The leaders of physician groups most active in value-based contracting and especially in risk-based contracting with payers, are feeling a range of financial and operational pressures these days. Utilization of healthcare services is up, raising costs per member per month; at the same time, they are emphasizing that reimbursement is not always keeping up with the costs they face, whether the direct costs of providing care, or the indirect costs associated with various aspects of care management and care coordination.

One area of high focus for many physician group leaders is around their participation in the Medicare Advantage program. As of last year, a report from the Kaiser Family Foundation found, fully 51 percent of Medicare beneficiaries are now enrolled in Medicare Advantage health plans, meaning that the private health plans that manage care for more than half of Medicare beneficiaries, have tremendous power in their contract negotiations with providers.

And so on April 3, the leaders at the Alexandria, Va.-based American Medical Group Association (AMGA), one of the most prominent nationwide associations representing the interests of large medical groups,  expressed their frustration with how the Centers for Medicare & Medicaid Services finalized its 2025 benchmark rate for Medicare Advantage plans. AMGA published a press release to its website, which began thus: “AMGA today objected to the Centers for Medicare & Medicaid Services (CMS) cut in the finalized 2025 benchmark rate for Medicare Advantage (MA) plans. AMGA is concerned the cut in the benchmark payments by 0.16 percent does not account for the increased cost of providing care and the increase in utilization.” And it quoted president and CEO Jerry Penso, M.D., as stating that “AMGA providers will have to absorb yet another round of payment reductions, first on the fee-for-service side with a cut in the conversion factor and now in Medicare Advantage. While the MA benchmark rate is directed at the payer community, these cuts will affect how AMGA members are reimbursed for caring for MA beneficiaries. I’m concerned plans will reduce their benefit packages to account for this cut, which will be detrimental to patients and providers,” Dr. Penso said.

Further, the press release stated, “AMGA also remains concerned about the continued phase-in of changes to the MA risk adjustment model, which ultimately will result in lower payments to MA and providers. AMGA strongly supports CMS’ continued work on its Universal Foundations measure set, which will create a core set of measures that are aligned across programs. CMS is working to include all of the Universal Foundation measures into the Part C and Part D Ratings, pending future rulemaking. This effort largely matches AMGA’s work from 2018, when our Board of Directors endorsed a streamlined set of quality measures. This measure set,” the press release emphasized, “was designed to simplify the reporting process and limit the burden on providers and group practices, while still reporting clinically relevant and actionable data. AMGA would be pleased to continue to work with CMS on this effort.”

(Page segmentation data)

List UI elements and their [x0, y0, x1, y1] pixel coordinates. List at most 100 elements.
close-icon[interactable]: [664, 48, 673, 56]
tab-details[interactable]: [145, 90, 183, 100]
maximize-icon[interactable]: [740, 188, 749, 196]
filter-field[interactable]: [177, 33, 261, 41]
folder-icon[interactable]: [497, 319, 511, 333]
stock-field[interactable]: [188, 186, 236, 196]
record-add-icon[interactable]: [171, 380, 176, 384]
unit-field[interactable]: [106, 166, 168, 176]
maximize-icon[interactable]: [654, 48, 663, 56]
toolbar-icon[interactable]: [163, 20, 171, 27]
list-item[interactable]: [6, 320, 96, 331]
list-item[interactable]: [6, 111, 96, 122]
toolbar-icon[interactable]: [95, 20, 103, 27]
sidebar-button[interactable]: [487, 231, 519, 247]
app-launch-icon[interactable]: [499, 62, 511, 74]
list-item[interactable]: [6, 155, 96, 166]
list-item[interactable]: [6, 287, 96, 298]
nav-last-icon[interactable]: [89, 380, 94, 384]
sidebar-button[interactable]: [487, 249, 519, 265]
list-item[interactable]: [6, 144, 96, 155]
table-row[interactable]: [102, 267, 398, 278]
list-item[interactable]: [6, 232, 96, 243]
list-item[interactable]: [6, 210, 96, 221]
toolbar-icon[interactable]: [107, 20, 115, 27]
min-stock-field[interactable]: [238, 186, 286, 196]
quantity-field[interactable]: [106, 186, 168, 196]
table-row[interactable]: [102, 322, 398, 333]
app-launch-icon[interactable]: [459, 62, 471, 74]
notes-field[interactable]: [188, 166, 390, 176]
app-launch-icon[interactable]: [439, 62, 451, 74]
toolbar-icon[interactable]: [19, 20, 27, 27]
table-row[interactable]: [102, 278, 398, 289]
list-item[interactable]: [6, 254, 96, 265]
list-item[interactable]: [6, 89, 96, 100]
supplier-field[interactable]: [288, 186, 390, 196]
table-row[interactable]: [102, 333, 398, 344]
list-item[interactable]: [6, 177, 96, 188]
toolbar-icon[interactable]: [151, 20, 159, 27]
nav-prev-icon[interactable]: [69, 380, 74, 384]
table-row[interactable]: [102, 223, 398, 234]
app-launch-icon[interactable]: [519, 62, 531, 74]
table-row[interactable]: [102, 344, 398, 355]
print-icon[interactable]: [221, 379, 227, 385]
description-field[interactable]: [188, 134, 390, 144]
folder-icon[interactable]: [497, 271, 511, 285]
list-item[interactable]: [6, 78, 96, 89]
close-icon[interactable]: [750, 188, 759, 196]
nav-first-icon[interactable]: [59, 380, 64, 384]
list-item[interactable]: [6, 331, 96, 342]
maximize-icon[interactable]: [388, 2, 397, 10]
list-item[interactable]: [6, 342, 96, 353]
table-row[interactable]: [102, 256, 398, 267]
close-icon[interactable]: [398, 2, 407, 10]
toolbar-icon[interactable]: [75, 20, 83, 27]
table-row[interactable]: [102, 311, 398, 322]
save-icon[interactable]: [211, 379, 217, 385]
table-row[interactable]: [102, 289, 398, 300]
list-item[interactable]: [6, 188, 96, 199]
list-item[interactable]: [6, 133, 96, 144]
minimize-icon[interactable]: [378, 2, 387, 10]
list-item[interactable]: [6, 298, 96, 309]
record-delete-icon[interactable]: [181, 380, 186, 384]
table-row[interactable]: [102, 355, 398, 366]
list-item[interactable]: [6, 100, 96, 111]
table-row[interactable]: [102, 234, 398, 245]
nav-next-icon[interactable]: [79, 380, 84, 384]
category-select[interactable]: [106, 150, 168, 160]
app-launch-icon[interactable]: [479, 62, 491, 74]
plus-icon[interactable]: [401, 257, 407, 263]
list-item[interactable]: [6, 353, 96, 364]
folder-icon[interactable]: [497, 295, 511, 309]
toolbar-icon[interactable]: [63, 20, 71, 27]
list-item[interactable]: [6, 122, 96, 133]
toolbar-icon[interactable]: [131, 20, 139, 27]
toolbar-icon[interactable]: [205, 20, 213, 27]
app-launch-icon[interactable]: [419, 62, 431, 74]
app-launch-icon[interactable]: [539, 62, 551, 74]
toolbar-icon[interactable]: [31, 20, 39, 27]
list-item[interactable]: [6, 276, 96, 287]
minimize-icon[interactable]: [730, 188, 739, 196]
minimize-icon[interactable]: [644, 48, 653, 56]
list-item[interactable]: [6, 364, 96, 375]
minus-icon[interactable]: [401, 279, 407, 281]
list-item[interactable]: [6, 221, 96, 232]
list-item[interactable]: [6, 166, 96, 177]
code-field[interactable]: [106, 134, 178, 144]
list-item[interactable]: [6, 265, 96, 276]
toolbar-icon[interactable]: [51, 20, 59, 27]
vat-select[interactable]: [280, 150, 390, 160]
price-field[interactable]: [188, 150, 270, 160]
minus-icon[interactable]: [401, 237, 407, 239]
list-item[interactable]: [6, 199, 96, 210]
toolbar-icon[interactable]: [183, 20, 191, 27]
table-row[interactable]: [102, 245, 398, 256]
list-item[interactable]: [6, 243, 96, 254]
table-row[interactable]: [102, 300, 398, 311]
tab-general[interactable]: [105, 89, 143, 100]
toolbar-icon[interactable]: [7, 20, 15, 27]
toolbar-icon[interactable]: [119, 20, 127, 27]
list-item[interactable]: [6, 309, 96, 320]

PARTS OF THE EXERCISE:
1. According to the article on the 2025 Medicare Advantage benchmark rate, by what percentage did CMS cut the benchmark payments?
2. Carry on the article on the 2025 Medicare Advantage benchmark rate from its last sentence.

REPLIES:
1. 0.16 percent

2.
The AMGA leaders’ concern is not new. Back on Feb. 1, AMGA published a press release to its website noting that “AMGA is concerned the proposed rate cut in the 2025 Medicare Advantage rate notice will adversely affect medical groups and health systems, who already are absorbing payment cuts in traditional Medicare at the same time they are facing increased costs. Under the proposed 2025 Advance Notice of Methodological Changes for Medicare Advantage (MA) Capitation Rates and Part C and Part D Payment Policies, the Centers for Medicare & Medicaid Services (CMS) is proposing a reduction in the benchmark rate, while continuing the phase-in of a modification to the risk adjustment model. These proposals would result in a 0.16-percent decrease benchmark rate. In isolation, the cut may not seem significant; however, providers are facing increased costs, in part due to increased labor costs and higher demands for medical services.” And that press release quoted Penso as stating that, “On paper, it may appear that Medicare Advantage plans can afford a little belt tightening. But the providers they contract with already are facing cuts of more than 3 percent on the fee-for-service side. In addition, there are potential impacts to patient care, such as decreased access, a reduction in available services, and decreased programs that address social drivers of health. I think CMS is underestimating the ramifications of further payment reductions for providers and their patients.”  

Shortly after AMGA published that press release, Healthcare Innovation Editor-in-Chief Mark Hagland sat down with Darryl Drevna, AMGA’s senior director of regulatory affairs, to discuss the reimbursement and operational challenges that the association’s member groups face in the current policy and payment environment. As Drevna noted at that time, “We’ve got an aging population with multiple chronic diseases, and it’s very labor-intensive to care-manage those patients. In Medicare Advantage, you can make sure that providers have the resources to care-manage.” And, he added at that time, “There are issues that have to be addressed” in terms of Medicare Advantage, on a broad level. “And we’re trying to align as much as possible with the payer community. But prior authorization is really an issue for our members. And we really have to make sure that payment rates are adequate. And ultimately, if CMS and Congress want to hit their goal of getting all patients into value-based care, MA will have to be a part of that.”